* _What to produce_
Return the lines below that carry the word "subtitle".

[Records about charts and figures]
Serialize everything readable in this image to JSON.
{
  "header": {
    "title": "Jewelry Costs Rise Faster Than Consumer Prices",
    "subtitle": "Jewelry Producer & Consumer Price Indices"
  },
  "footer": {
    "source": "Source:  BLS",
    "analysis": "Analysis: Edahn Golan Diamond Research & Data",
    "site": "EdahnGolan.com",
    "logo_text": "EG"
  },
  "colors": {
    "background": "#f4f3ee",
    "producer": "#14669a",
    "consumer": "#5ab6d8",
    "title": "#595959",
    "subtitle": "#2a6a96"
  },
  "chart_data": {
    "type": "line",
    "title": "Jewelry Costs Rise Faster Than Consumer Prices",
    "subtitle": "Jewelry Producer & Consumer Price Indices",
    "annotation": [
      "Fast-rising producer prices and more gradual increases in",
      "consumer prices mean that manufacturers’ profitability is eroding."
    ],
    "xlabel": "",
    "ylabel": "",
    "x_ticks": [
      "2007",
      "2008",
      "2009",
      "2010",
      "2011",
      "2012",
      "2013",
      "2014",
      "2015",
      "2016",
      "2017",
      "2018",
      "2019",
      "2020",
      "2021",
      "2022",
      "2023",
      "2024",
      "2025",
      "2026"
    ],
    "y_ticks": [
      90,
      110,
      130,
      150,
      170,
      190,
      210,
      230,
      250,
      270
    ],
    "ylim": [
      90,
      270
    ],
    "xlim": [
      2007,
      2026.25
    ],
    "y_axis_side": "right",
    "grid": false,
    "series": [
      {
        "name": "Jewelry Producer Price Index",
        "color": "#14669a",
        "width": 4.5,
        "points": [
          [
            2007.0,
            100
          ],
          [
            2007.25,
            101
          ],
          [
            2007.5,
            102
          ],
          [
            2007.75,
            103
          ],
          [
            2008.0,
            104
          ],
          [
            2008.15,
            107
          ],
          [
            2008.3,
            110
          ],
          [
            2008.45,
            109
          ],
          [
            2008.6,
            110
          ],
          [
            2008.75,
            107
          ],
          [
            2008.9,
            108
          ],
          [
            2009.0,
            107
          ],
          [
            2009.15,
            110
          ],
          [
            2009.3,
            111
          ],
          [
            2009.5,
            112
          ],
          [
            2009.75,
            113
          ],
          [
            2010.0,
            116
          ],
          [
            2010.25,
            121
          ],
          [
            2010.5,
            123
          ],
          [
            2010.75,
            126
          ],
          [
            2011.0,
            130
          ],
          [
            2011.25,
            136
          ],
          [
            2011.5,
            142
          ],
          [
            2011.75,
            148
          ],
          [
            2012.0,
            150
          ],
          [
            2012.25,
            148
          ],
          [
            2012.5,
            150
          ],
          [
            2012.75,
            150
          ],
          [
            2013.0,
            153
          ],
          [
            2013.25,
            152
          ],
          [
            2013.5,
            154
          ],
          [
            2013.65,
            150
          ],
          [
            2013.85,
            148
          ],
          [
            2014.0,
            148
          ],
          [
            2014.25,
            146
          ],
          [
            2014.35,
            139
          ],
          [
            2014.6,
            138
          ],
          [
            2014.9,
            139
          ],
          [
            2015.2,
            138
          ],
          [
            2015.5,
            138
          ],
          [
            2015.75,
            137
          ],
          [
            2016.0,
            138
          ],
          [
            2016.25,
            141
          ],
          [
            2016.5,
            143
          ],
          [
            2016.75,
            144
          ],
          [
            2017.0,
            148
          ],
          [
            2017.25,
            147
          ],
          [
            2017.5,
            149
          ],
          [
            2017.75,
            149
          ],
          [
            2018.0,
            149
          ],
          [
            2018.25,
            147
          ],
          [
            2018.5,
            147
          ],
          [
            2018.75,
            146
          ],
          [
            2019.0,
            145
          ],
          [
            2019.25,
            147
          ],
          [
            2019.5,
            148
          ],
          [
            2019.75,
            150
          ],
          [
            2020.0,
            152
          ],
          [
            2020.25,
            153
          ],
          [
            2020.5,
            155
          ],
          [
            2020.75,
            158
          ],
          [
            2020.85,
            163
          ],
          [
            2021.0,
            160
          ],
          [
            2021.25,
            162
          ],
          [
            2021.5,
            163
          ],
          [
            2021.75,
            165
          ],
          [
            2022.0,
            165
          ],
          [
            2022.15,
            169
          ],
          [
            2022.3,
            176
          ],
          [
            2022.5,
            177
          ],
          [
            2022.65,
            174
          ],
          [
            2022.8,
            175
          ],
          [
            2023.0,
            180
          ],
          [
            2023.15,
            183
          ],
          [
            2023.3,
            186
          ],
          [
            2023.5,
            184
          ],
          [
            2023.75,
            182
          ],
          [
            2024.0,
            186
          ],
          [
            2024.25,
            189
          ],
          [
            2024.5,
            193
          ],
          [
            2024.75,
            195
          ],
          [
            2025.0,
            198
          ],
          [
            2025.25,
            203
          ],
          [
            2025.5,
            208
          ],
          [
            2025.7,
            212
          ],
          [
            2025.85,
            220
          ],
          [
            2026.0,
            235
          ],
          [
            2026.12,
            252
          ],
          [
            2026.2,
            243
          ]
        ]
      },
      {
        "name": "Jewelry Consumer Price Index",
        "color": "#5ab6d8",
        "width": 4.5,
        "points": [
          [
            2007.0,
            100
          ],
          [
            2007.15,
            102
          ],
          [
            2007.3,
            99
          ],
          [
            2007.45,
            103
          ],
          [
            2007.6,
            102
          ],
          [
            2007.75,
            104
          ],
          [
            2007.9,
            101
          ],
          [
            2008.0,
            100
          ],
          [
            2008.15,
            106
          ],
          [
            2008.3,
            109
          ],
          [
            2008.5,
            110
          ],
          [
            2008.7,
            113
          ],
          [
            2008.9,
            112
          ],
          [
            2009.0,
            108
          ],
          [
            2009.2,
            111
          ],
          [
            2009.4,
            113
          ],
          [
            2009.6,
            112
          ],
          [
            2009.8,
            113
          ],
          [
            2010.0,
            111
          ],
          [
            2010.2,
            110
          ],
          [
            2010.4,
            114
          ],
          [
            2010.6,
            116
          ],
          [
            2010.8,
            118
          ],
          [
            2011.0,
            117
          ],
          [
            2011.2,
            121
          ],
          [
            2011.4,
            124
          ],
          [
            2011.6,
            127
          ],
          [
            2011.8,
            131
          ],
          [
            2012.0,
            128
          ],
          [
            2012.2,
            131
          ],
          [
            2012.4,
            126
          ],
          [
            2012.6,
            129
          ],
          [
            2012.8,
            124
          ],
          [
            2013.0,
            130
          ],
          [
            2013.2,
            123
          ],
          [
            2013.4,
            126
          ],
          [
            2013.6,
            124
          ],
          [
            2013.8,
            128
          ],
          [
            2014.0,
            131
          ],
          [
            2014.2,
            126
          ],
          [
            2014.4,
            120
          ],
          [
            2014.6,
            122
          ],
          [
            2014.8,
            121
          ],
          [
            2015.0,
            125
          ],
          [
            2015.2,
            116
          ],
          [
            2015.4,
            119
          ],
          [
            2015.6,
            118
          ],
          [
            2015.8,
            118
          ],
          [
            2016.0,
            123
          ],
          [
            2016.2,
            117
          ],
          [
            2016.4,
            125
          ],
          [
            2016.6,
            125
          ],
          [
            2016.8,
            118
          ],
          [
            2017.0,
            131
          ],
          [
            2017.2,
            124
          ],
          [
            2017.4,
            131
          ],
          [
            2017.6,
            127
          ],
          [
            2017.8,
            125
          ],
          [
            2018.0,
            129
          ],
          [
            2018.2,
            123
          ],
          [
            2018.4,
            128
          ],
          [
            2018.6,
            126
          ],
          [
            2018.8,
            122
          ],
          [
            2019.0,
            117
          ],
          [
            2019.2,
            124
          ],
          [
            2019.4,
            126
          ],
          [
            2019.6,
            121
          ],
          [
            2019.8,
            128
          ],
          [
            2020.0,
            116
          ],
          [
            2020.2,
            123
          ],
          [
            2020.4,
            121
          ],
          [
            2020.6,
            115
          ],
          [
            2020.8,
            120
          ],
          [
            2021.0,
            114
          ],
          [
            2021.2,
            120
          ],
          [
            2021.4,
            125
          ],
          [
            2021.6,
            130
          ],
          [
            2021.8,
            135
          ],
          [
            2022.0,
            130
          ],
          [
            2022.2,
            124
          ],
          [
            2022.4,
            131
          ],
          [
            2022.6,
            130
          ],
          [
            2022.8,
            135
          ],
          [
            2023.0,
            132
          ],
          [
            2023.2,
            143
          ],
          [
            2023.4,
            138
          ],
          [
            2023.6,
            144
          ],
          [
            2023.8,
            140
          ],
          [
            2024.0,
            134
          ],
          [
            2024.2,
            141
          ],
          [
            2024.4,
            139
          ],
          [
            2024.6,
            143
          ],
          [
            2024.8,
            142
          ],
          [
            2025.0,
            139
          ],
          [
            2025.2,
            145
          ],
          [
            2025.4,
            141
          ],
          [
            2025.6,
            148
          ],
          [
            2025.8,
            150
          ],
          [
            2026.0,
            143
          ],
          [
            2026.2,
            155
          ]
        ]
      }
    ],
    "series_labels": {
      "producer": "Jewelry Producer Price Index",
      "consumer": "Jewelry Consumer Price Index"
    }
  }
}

* _Full output_
    "subtitle": "Jewelry Producer & Consumer Price Indices"
    "subtitle": "#2a6a96"
    "subtitle": "Jewelry Producer & Consumer Price Indices",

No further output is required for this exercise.